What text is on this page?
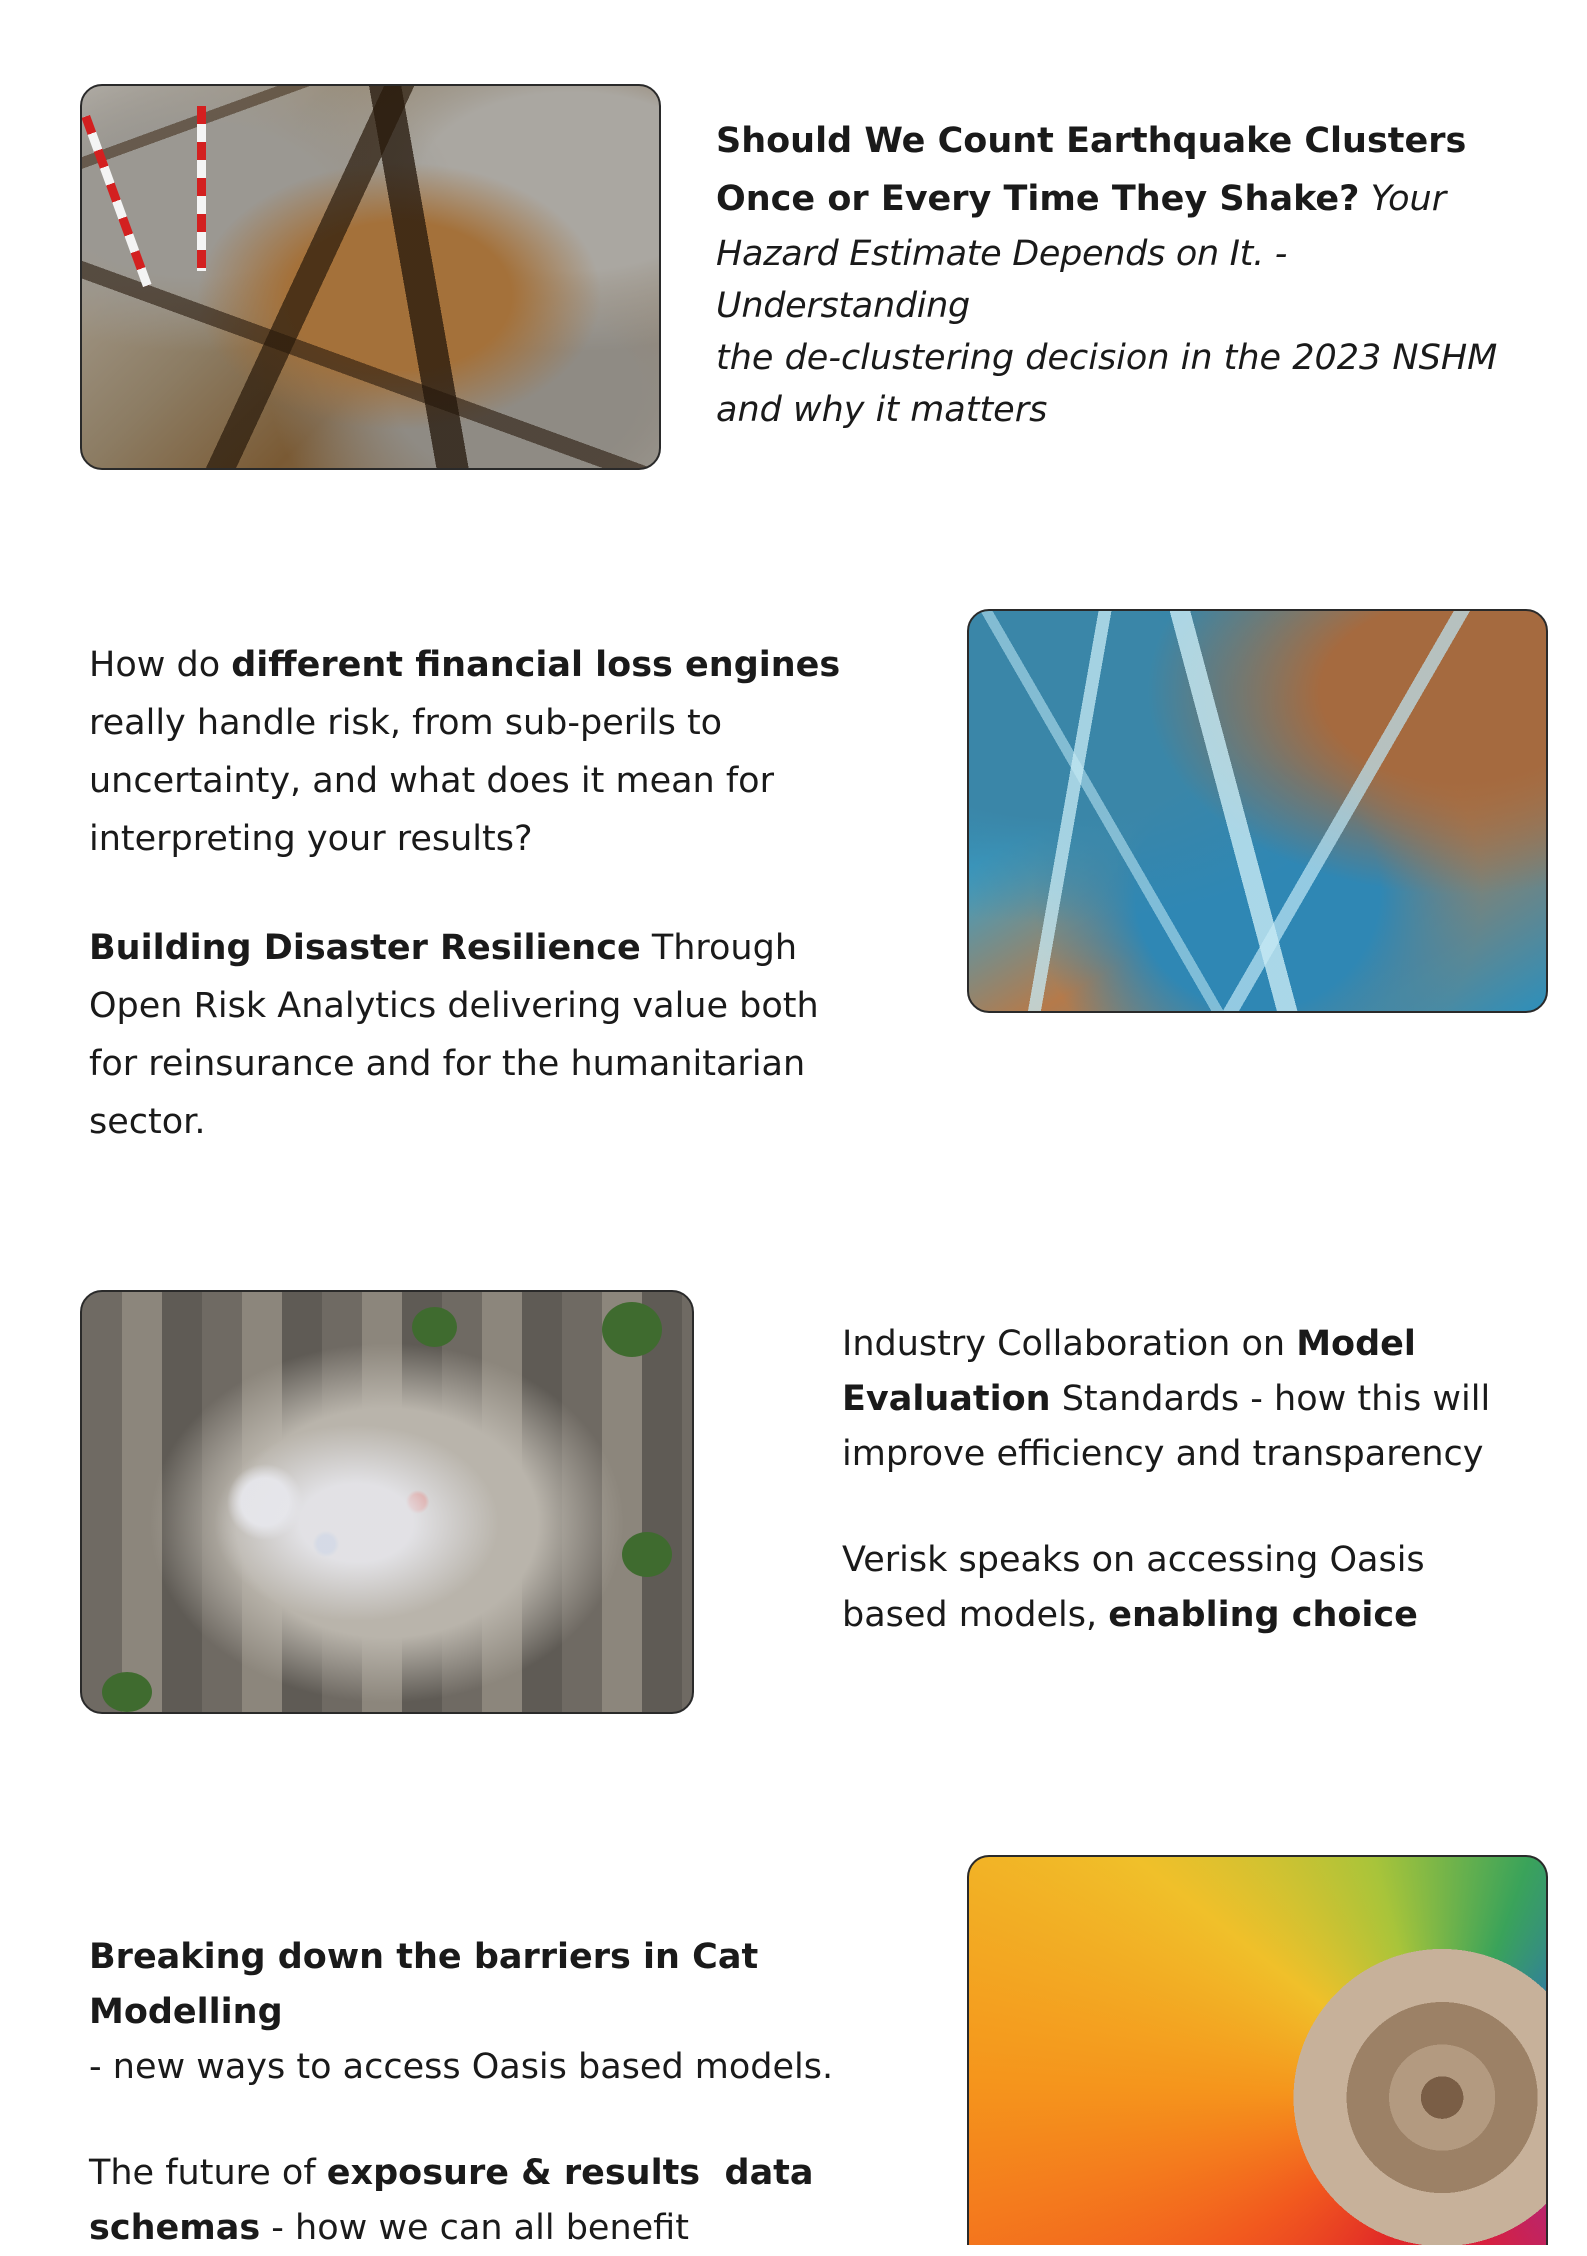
Should We Count Earthquake Clusters

Once or Every Time They Shake? Your

Hazard Estimate Depends on It. - Understanding

the de-clustering decision in the 2023 NSHM

and why it matters

How do different financial loss engines

really handle risk, from sub-perils to

uncertainty, and what does it mean for

interpreting your results?

Building Disaster Resilience Through

Open Risk Analytics delivering value both

for reinsurance and for the humanitarian

sector.

Industry Collaboration on Model

Evaluation Standards - how this will

improve efficiency and transparency

Verisk speaks on accessing Oasis

based models, enabling choice

Breaking down the barriers in Cat Modelling

- new ways to access Oasis based models.

The future of exposure & results  data

schemas - how we can all benefit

**Your objective**
Copy each line of the data that contains the word "results".

**Solution**
interpreting your results?
The future of exposure & results  data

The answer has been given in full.